THE TASK
Output the entries below as a two-column CSV with the header row "entry_text,answer" and one row for each entry: the entry's text in the first column and its answer in the second. Put each field in double quotes and replace every line break with a space.
* begin *
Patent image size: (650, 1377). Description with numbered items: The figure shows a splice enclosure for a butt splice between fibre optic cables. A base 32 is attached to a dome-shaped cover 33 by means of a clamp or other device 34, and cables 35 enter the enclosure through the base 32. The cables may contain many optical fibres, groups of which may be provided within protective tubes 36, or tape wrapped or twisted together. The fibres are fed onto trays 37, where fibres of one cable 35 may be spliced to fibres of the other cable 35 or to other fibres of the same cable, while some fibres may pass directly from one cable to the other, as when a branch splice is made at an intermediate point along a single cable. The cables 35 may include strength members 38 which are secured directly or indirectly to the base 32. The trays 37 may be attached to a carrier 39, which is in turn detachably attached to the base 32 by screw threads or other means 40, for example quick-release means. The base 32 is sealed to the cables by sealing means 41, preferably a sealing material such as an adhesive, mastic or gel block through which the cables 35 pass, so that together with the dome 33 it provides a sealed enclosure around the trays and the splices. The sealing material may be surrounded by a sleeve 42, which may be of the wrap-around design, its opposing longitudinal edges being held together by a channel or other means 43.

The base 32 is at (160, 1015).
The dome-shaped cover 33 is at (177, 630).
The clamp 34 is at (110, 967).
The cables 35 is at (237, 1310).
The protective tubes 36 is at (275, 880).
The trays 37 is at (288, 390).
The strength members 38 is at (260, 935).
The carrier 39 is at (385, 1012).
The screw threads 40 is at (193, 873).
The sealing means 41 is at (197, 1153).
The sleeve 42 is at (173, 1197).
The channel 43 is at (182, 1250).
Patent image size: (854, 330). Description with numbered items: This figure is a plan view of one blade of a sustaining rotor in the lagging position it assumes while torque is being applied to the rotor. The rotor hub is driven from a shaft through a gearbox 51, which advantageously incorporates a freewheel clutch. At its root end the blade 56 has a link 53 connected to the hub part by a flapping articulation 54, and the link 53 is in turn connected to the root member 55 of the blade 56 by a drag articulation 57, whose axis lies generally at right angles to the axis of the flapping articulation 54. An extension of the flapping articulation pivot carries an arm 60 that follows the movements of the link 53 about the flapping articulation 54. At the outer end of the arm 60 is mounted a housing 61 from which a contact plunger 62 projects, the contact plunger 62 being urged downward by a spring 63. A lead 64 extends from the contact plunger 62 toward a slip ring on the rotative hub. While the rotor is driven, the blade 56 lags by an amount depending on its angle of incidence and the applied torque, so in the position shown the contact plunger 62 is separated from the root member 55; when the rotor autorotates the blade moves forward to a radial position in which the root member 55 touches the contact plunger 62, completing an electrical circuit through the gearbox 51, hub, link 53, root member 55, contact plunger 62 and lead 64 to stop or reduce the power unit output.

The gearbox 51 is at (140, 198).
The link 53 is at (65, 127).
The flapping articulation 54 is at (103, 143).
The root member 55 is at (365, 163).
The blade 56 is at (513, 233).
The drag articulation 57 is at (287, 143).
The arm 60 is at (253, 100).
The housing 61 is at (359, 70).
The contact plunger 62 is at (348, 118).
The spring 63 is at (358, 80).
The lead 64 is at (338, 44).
* end *
EXPECTED ANSWER
entry_text,answer
"Patent image size: (650, 1377). Description with numbered items: The figure shows a splice enclosure for a butt splice between fibre optic cables. A base 32 is attached to a dome-shaped cover 33 by means of a clamp or other device 34, and cables 35 enter the enclosure through the base 32. The cables may contain many optical fibres, groups of which may be provided within protective tubes 36, or tape wrapped or twisted together. The fibres are fed onto trays 37, where fibres of one cable 35 may be spliced to fibres of the other cable 35 or to other fibres of the same cable, while some fibres may pass directly from one cable to the other, as when a branch splice is made at an intermediate point along a single cable. The cables 35 may include strength members 38 which are secured directly or indirectly to the base 32. The trays 37 may be attached to a carrier 39, which is in turn detachably attached to the base 32 by screw threads or other means 40, for example quick-release means. The base 32 is sealed to the cables by sealing means 41, preferably a sealing material such as an adhesive, mastic or gel block through which the cables 35 pass, so that together with the dome 33 it provides a sealed enclosure around the trays and the splices. The sealing material may be surrounded by a sleeve 42, which may be of the wrap-around design, its opposing longitudinal edges being held together by a channel or other means 43.","The base 32 is at (160, 1015). The dome-shaped cover 33 is at (177, 630). The clamp 34 is at (110, 967). The cables 35 is at (237, 1310). The protective tubes 36 is at (275, 880). The trays 37 is at (288, 390). The strength members 38 is at (260, 935). The carrier 39 is at (385, 1012). The screw threads 40 is at (193, 873). The sealing means 41 is at (197, 1153). The sleeve 42 is at (173, 1197). The channel 43 is at (182, 1250)."
"Patent image size: (854, 330). Description with numbered items: This figure is a plan view of one blade of a sustaining rotor in the lagging position it assumes while torque is being applied to the rotor. The rotor hub is driven from a shaft through a gearbox 51, which advantageously incorporates a freewheel clutch. At its root end the blade 56 has a link 53 connected to the hub part by a flapping articulation 54, and the link 53 is in turn connected to the root member 55 of the blade 56 by a drag articulation 57, whose axis lies generally at right angles to the axis of the flapping articulation 54. An extension of the flapping articulation pivot carries an arm 60 that follows the movements of the link 53 about the flapping articulation 54. At the outer end of the arm 60 is mounted a housing 61 from which a contact plunger 62 projects, the contact plunger 62 being urged downward by a spring 63. A lead 64 extends from the contact plunger 62 toward a slip ring on the rotative hub. While the rotor is driven, the blade 56 lags by an amount depending on its angle of incidence and the applied torque, so in the position shown the contact plunger 62 is separated from the root member 55; when the rotor autorotates the blade moves forward to a radial position in which the root member 55 touches the contact plunger 62, completing an electrical circuit through the gearbox 51, hub, link 53, root member 55, contact plunger 62 and lead 64 to stop or reduce the power unit output.","The gearbox 51 is at (140, 198). The link 53 is at (65, 127). The flapping articulation 54 is at (103, 143). The root member 55 is at (365, 163). The blade 56 is at (513, 233). The drag articulation 57 is at (287, 143). The arm 60 is at (253, 100). The housing 61 is at (359, 70). The contact plunger 62 is at (348, 118). The spring 63 is at (358, 80). The lead 64 is at (338, 44)."